Stated goal: From the entries below, gather every line containing the string "Leeds".

___ Material to process

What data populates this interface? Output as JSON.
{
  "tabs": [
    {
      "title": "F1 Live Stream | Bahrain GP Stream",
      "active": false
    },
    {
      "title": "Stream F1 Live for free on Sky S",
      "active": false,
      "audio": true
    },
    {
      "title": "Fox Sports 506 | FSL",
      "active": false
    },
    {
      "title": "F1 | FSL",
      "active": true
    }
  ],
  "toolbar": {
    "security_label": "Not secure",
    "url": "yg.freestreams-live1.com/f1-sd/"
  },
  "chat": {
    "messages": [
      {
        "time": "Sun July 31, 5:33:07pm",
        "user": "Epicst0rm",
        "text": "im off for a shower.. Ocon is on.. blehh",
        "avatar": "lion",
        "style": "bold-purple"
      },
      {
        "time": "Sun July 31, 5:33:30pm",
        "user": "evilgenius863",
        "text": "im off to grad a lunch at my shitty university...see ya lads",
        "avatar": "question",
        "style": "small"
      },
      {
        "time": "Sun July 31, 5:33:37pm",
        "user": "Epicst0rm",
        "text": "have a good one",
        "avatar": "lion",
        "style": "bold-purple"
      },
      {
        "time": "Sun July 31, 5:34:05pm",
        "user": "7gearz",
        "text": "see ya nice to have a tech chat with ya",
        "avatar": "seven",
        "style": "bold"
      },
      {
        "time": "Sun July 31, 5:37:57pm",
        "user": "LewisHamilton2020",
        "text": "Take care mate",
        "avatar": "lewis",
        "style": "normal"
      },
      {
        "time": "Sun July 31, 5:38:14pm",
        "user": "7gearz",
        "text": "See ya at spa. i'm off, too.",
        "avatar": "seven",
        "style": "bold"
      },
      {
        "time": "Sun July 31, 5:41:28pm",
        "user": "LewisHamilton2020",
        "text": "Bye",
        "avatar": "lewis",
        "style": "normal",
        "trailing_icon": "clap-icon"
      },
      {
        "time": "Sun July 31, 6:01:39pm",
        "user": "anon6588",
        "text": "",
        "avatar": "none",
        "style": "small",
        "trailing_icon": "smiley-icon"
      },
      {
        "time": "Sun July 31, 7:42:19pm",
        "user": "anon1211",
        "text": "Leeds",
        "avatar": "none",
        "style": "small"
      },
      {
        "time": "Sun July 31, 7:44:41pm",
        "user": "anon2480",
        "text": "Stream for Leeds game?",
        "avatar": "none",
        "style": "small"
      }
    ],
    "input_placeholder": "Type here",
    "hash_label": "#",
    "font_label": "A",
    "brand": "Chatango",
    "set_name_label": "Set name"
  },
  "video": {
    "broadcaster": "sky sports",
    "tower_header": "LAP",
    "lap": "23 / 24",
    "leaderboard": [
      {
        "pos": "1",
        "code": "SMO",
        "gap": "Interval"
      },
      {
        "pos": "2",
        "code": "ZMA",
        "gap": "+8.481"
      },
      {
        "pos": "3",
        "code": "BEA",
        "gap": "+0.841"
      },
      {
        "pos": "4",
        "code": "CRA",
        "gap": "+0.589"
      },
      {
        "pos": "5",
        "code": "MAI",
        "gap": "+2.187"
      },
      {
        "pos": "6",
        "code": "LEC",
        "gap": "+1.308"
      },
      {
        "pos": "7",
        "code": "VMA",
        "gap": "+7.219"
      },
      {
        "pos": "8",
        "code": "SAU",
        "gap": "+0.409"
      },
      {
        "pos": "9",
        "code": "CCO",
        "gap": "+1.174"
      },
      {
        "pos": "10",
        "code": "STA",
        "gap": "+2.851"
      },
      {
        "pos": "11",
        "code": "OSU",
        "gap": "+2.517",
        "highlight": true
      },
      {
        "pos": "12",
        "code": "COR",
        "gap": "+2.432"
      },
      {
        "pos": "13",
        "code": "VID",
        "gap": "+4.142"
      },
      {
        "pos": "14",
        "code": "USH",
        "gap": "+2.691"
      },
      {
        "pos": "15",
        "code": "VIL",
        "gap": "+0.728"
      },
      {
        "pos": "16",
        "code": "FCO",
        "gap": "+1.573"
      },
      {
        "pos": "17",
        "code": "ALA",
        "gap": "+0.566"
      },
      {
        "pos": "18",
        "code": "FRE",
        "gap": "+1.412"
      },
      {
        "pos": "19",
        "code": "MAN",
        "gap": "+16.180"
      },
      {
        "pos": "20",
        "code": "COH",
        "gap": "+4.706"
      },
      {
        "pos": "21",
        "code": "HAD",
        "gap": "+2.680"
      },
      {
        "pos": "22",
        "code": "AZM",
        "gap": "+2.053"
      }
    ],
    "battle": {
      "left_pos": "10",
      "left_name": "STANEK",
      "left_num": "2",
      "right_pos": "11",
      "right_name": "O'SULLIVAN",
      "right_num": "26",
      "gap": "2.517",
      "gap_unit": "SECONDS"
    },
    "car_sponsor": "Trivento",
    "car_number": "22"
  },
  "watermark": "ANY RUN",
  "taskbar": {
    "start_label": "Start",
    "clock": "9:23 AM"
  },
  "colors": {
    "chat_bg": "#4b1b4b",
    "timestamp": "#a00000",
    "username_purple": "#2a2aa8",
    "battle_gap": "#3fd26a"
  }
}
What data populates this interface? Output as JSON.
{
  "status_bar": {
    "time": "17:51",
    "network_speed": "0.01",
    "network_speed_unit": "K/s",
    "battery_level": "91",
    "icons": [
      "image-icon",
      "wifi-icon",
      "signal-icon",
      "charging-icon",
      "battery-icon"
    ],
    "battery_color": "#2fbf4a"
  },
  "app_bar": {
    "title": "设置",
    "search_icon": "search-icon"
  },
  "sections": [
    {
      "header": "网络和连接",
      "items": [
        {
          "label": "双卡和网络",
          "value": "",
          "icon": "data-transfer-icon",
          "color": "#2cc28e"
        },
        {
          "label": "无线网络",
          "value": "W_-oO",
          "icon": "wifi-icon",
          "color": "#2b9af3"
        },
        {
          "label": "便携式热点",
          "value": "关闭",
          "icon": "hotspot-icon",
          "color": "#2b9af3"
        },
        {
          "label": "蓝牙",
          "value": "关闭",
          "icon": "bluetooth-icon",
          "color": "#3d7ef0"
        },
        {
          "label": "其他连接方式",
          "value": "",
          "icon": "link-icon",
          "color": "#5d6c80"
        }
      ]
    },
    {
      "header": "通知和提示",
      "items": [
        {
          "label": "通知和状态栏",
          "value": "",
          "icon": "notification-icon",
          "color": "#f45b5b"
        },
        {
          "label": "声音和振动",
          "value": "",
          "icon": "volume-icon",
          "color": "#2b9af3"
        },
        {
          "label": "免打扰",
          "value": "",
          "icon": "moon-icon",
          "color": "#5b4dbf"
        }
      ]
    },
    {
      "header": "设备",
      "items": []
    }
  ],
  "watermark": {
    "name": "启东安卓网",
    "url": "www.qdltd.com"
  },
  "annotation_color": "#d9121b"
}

______

Exercise response:
        "text": "Leeds",
        "text": "Stream for Leeds game?",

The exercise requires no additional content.